#### [Exercise prompt]
Find the lines holding "water" and copy them.

#### [Source material]
*****
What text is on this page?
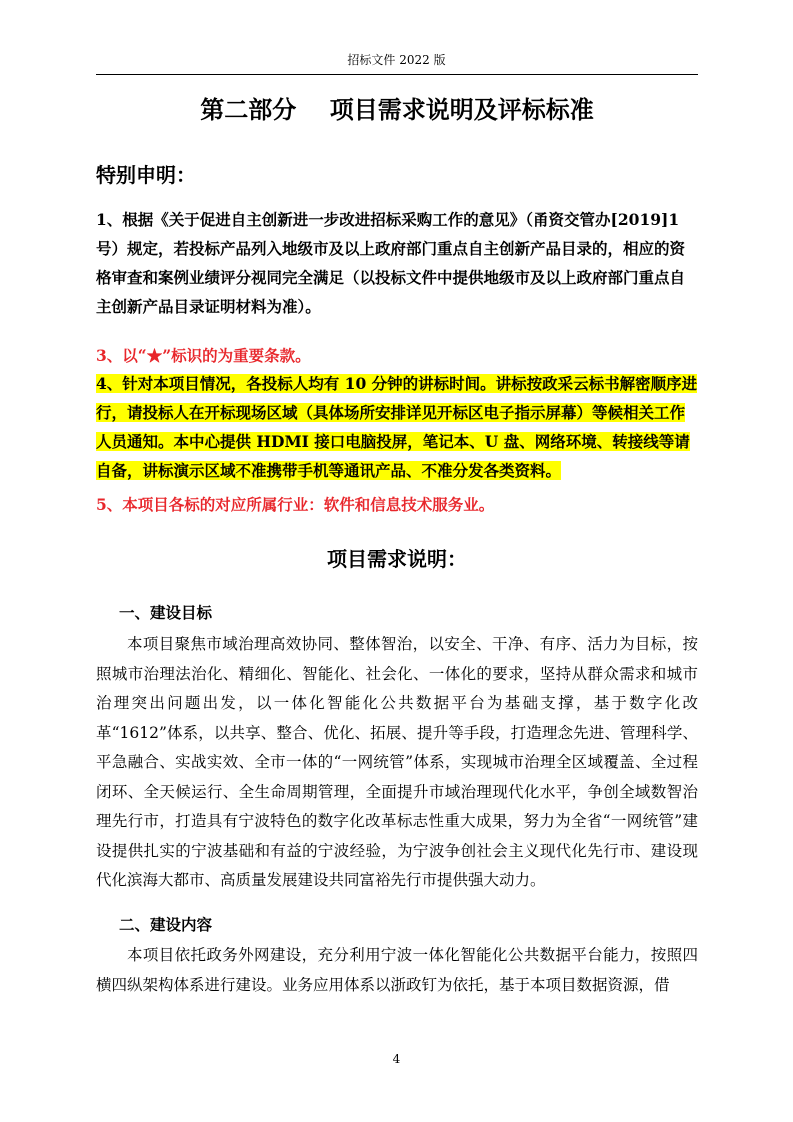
招标文件 2022 版
第二部分    项目需求说明及评标标准
特别申明：
1、根据《关于促进自主创新进一步改进招标采购工作的意见》（甬资交管办[2019]1 号）规定，若投标产品列入地级市及以上政府部门重点自主创新产品目录的，相应的资格审查和案例业绩评分视同完全满足（以投标文件中提供地级市及以上政府部门重点自主创新产品目录证明材料为准）。
3、以“★”标识的为重要条款。
4、针对本项目情况，各投标人均有 10 分钟的讲标时间。讲标按政采云标书解密顺序进行，请投标人在开标现场区域（具体场所安排详见开标区电子指示屏幕）等候相关工作人员通知。本中心提供 HDMI 接口电脑投屏，笔记本、U 盘、网络环境、转接线等请自备，讲标演示区域不准携带手机等通讯产品、不准分发各类资料。
5、本项目各标的对应所属行业：软件和信息技术服务业。
项目需求说明：
一、建设目标
本项目聚焦市域治理高效协同、整体智治，以安全、干净、有序、活力为目标，按照城市治理法治化、精细化、智能化、社会化、一体化的要求，坚持从群众需求和城市治理突出问题出发，以一体化智能化公共数据平台为基础支撑，基于数字化改革“1612”体系，以共享、整合、优化、拓展、提升等手段，打造理念先进、管理科学、平急融合、实战实效、全市一体的“一网统管”体系，实现城市治理全区域覆盖、全过程闭环、全天候运行、全生命周期管理，全面提升市域治理现代化水平，争创全域数智治理先行市，打造具有宁波特色的数字化改革标志性重大成果，努力为全省“一网统管”建设提供扎实的宁波基础和有益的宁波经验，为宁波争创社会主义现代化先行市、建设现代化滨海大都市、高质量发展建设共同富裕先行市提供强大动力。
二、建设内容
本项目依托政务外网建设，充分利用宁波一体化智能化公共数据平台能力，按照四横四纵架构体系进行建设。业务应用体系以浙政钉为依托，基于本项目数据资源，借
4
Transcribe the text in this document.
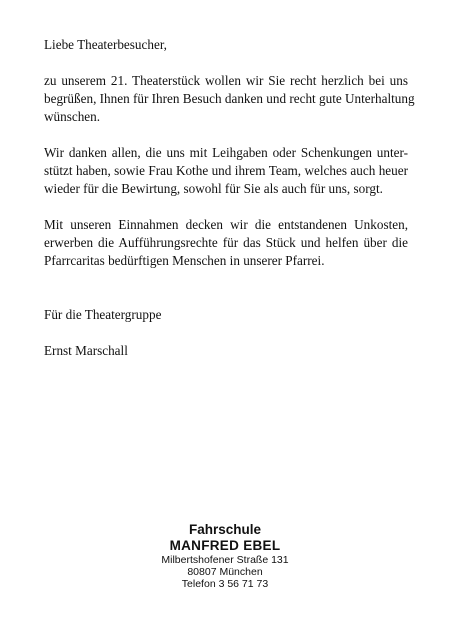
Liebe Theaterbesucher,
zu unserem 21. Theaterstück wollen wir Sie recht herzlich bei uns
begrüßen, Ihnen für Ihren Besuch danken und recht gute Unterhaltung
wünschen.
Wir danken allen, die uns mit Leihgaben oder Schenkungen unter-
stützt haben, sowie Frau Kothe und ihrem Team, welches auch heuer
wieder für die Bewirtung, sowohl für Sie als auch für uns, sorgt.
Mit unseren Einnahmen decken wir die entstandenen Unkosten,
erwerben die Aufführungsrechte für das Stück und helfen über die
Pfarrcaritas bedürftigen Menschen in unserer Pfarrei.
Für die Theatergruppe
Ernst Marschall
Fahrschule
MANFRED EBEL
Milbertshofener Straße 131
80807 München
Telefon 3 56 71 73
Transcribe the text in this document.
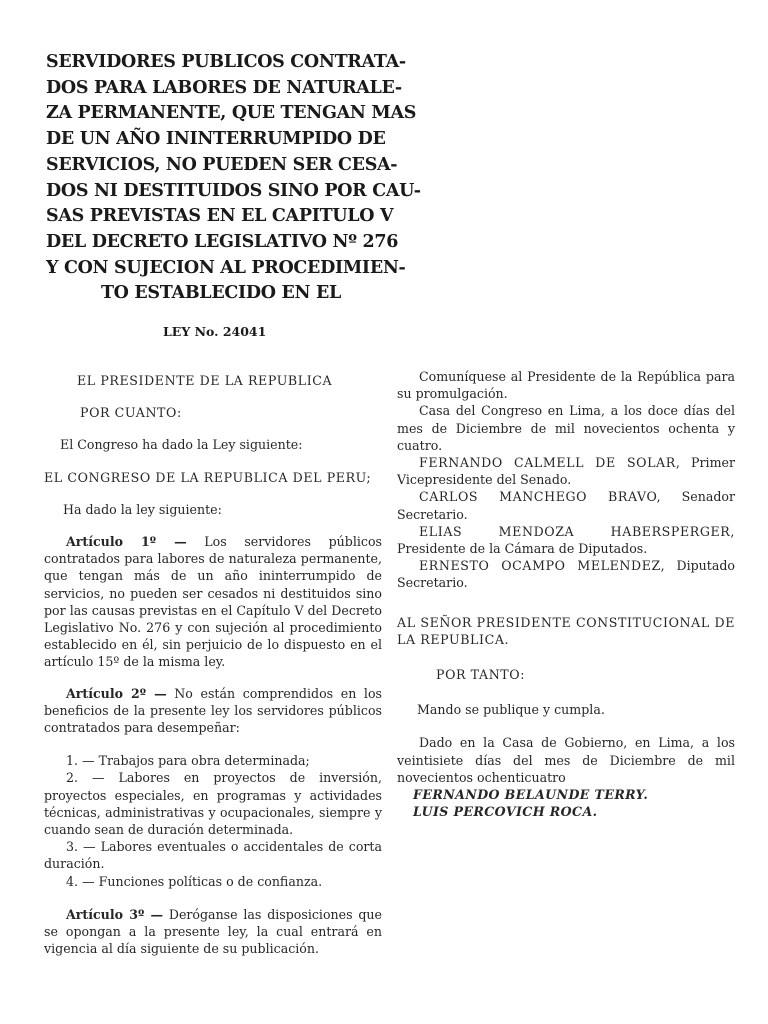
SERVIDORES PUBLICOS CONTRATA-
DOS PARA LABORES DE NATURALE-
ZA PERMANENTE, QUE TENGAN MAS
DE UN AÑO ININTERRUMPIDO DE
SERVICIOS, NO PUEDEN SER CESA-
DOS NI DESTITUIDOS SINO POR CAU-
SAS PREVISTAS EN EL CAPITULO V
DEL DECRETO LEGISLATIVO Nº 276
Y CON SUJECION AL PROCEDIMIEN-
TO ESTABLECIDO EN EL
LEY No. 24041

EL PRESIDENTE DE LA REPUBLICA

POR CUANTO:

El Congreso ha dado la Ley siguiente:

EL CONGRESO DE LA REPUBLICA DEL PERU;

Ha dado la ley siguiente:

Artículo 1º — Los servidores públicos contratados para labores de naturaleza permanente, que tengan más de un año ininterrumpido de servicios, no pueden ser cesados ni destituidos sino por las causas previstas en el Capítulo V del Decreto Legislativo No. 276 y con sujeción al procedimiento establecido en él, sin perjuicio de lo dispuesto en el artículo 15º de la misma ley.

Artículo 2º — No están comprendidos en los beneficios de la presente ley los servidores públicos contratados para desempeñar:

1. — Trabajos para obra determinada;

2. — Labores en proyectos de inversión, proyectos especiales, en programas y actividades técnicas, administrativas y ocupacionales, siempre y cuando sean de duración determinada.

3. — Labores eventuales o accidentales de corta duración.

4. — Funciones políticas o de confianza.

Artículo 3º — Deróganse las disposiciones que se opongan a la presente ley, la cual entrará en vigencia al día siguiente de su publicación.

Comuníquese al Presidente de la República para su promulgación.

Casa del Congreso en Lima, a los doce días del mes de Diciembre de mil novecientos ochenta y cuatro.

FERNANDO CALMELL DE SOLAR, Primer Vicepresidente del Senado.

CARLOS MANCHEGO BRAVO, Senador Secretario.

ELIAS MENDOZA HABERSPERGER, Presidente de la Cámara de Diputados.

ERNESTO OCAMPO MELENDEZ, Diputado Secretario.

AL SEÑOR PRESIDENTE CONSTITUCIONAL DE LA REPUBLICA.

POR TANTO:

Mando se publique y cumpla.

Dado en la Casa de Gobierno, en Lima, a los veintisiete días del mes de Diciembre de mil novecientos ochenticuatro

FERNANDO BELAUNDE TERRY.

LUIS PERCOVICH ROCA.
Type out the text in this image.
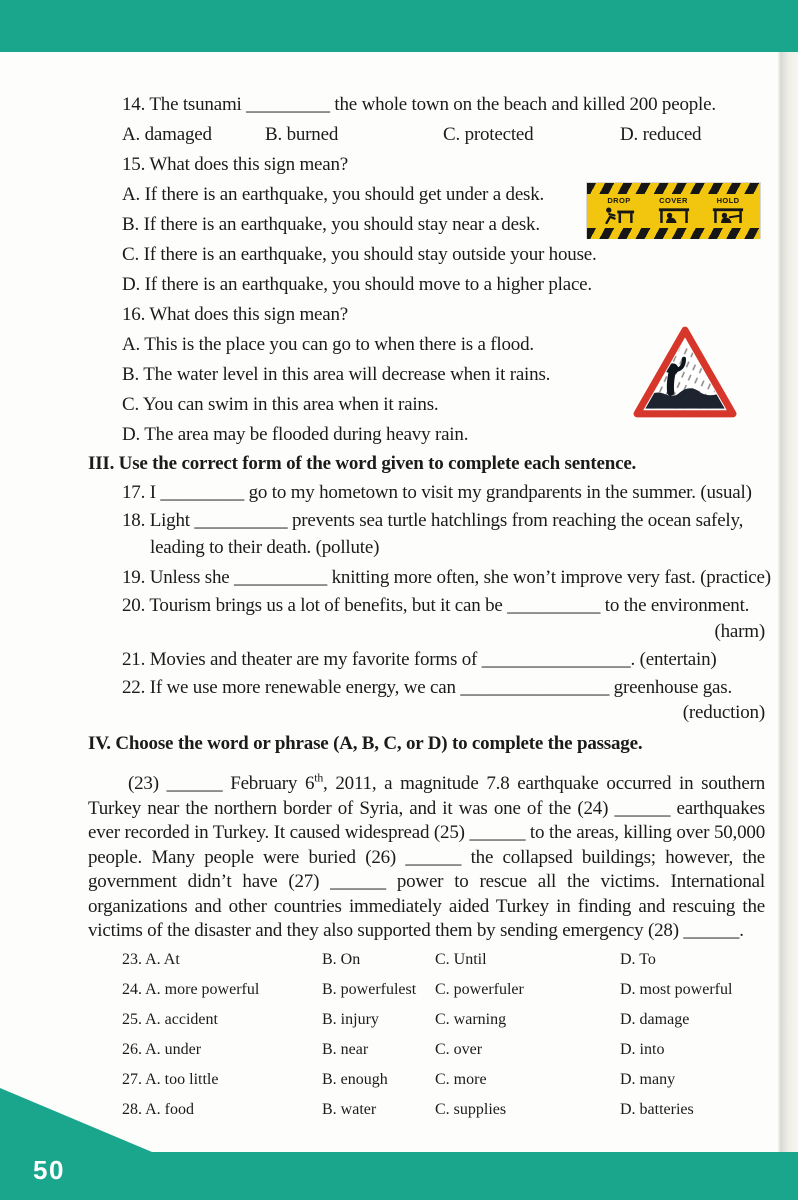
50
14. The tsunami _________ the whole town on the beach and killed 200 people.
A. damaged	B. burned	C. protected	D. reduced
15. What does this sign mean?
A. If there is an earthquake, you should get under a desk.
B. If there is an earthquake, you should stay near a desk.
C. If there is an earthquake, you should stay outside your house.
D. If there is an earthquake, you should move to a higher place.
16. What does this sign mean?
A. This is the place you can go to when there is a flood.
B. The water level in this area will decrease when it rains.
C. You can swim in this area when it rains.
D. The area may be flooded during heavy rain.
DROP	COVER	HOLD
III. Use the correct form of the word given to complete each sentence.
17. I _________ go to my hometown to visit my grandparents in the summer. (usual)
18. Light __________ prevents sea turtle hatchlings from reaching the ocean safely,
leading to their death. (pollute)
19. Unless she __________ knitting more often, she won’t improve very fast. (practice)
20. Tourism brings us a lot of benefits, but it can be __________ to the environment.
(harm)
21. Movies and theater are my favorite forms of ________________. (entertain)
22. If we use more renewable energy, we can ________________ greenhouse gas.
(reduction)
IV. Choose the word or phrase (A, B, C, or D) to complete the passage.

(23) ______ February 6th, 2011, a magnitude 7.8 earthquake occurred in southern Turkey near the northern border of Syria, and it was one of the (24) ______ earthquakes ever recorded in Turkey. It caused widespread (25) ______ to the areas, killing over 50,000 people. Many people were buried (26) ______ the collapsed buildings; however, the government didn’t have (27) ______ power to rescue all the victims. International organizations and other countries immediately aided Turkey in finding and rescuing the victims of the disaster and they also supported them by sending emergency (28) ______.

23. A. At	B. On	C. Until	D. To
24. A. more powerful	B. powerfulest C. powerfuler	D. most powerful
25. A. accident	B. injury	C. warning	D. damage
26. A. under	B. near	C. over	D. into
27. A. too little	B. enough	C. more	D. many
28. A. food	B. water	C. supplies	D. batteries
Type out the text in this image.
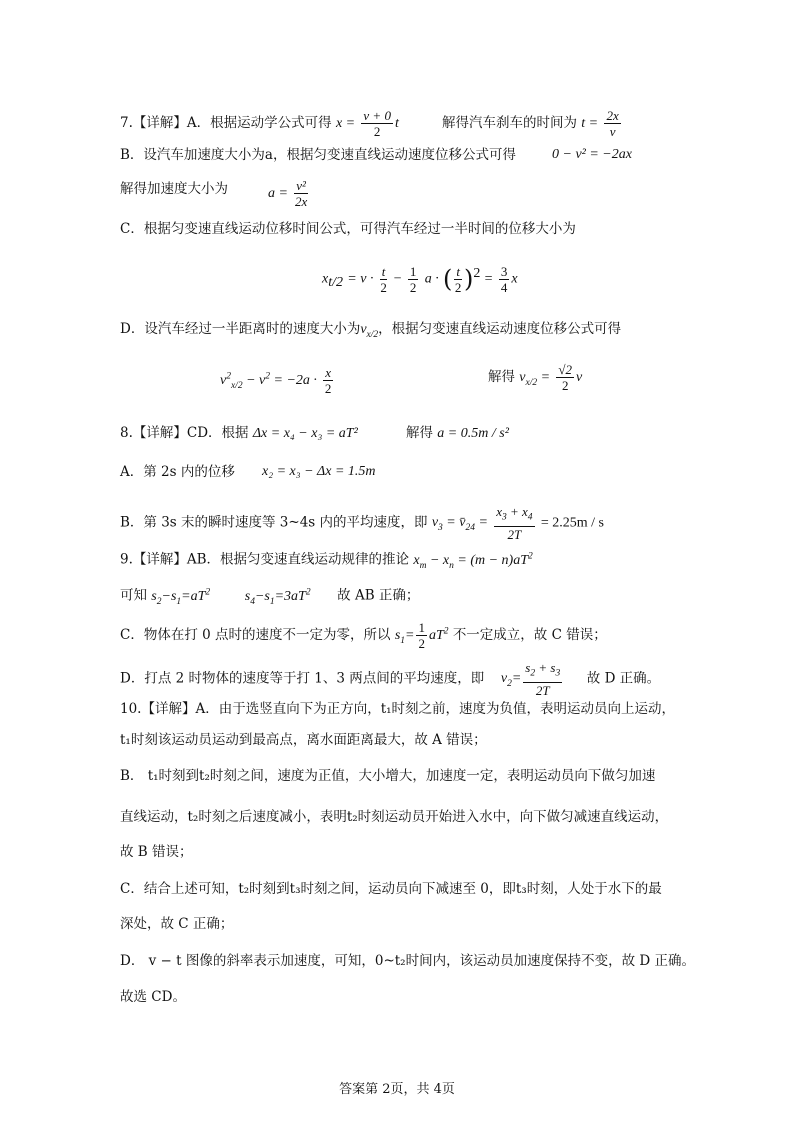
7.【详解】A．根据运动学公式可得 $x = \frac{v + 0}{2}$ t	解得汽车刹车的时间为 $t = \frac{2x}{v}$
B．设汽车加速度大小为a，根据匀变速直线运动速度位移公式可得	0 − v² = −2ax
解得加速度大小为	$a = \frac{\text{v²}}{2x}$
C．根据匀变速直线运动位移时间公式，可得汽车经过一半时间的位移大小为
$x_{t/2} = v \cdot \frac{t}{2} - \frac{1}{2}$ a · ( $\frac{t}{2} )^2 = \frac{3}{4}$ x
D．设汽车经过一半距离时的速度大小为$v_{x/2}$，根据匀变速直线运动速度位移公式可得
$v^2_{x/2} - v^2 = -2a \cdot \frac{x}{2}$	解得 $v_{x/2} = \frac{√2}{2}$ v
8.【详解】CD．根据 Δx = x₄ − x₃ = aT²	解得 a = 0.5m / s²
A．第 2s 内的位移 x₂ = x₃ − Δx = 1.5m
B．第 3s 末的瞬时速度等 3~4s 内的平均速度，即 $v_3$ = $v̄_{24} = \frac{x_3 + x_4}{2T} = 2.25m / s$
9.【详解】AB．根据匀变速直线运动规律的推论 $x_m - x_n = (m - n)aT^2$
可知 $s_2-s_1=aT^2$ $s_4-s_1=3aT^2$ 故 AB 正确；
C．物体在打 0 点时的速度不一定为零，所以 $s_1= \frac{1}{2} aT^2$ 不一定成立，故 C 错误；
D．打点 2 时物体的速度等于打 1、3 两点间的平均速度，即 $v_2= \frac{s_2 + s_3}{2T}$ 故 D 正确。
10.【详解】A．由于选竖直向下为正方向，t₁时刻之前，速度为负值，表明运动员向上运动，
t₁时刻该运动员运动到最高点，离水面距离最大，故 A 错误；
B． t₁时刻到t₂时刻之间，速度为正值，大小增大，加速度一定，表明运动员向下做匀加速
直线运动，t₂时刻之后速度减小，表明t₂时刻运动员开始进入水中，向下做匀减速直线运动，
故 B 错误；
C．结合上述可知，t₂时刻到t₃时刻之间，运动员向下减速至 0，即t₃时刻，人处于水下的最
深处，故 C 正确；
D． v − t 图像的斜率表示加速度，可知，0~t₂时间内，该运动员加速度保持不变，故 D 正确。
故选 CD。
答案第 2页，共 4页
*****
#### [Response to this exercise]
B. The water level in this area will decrease when it rains.
28. A. food	B. water	C. supplies	D. batteries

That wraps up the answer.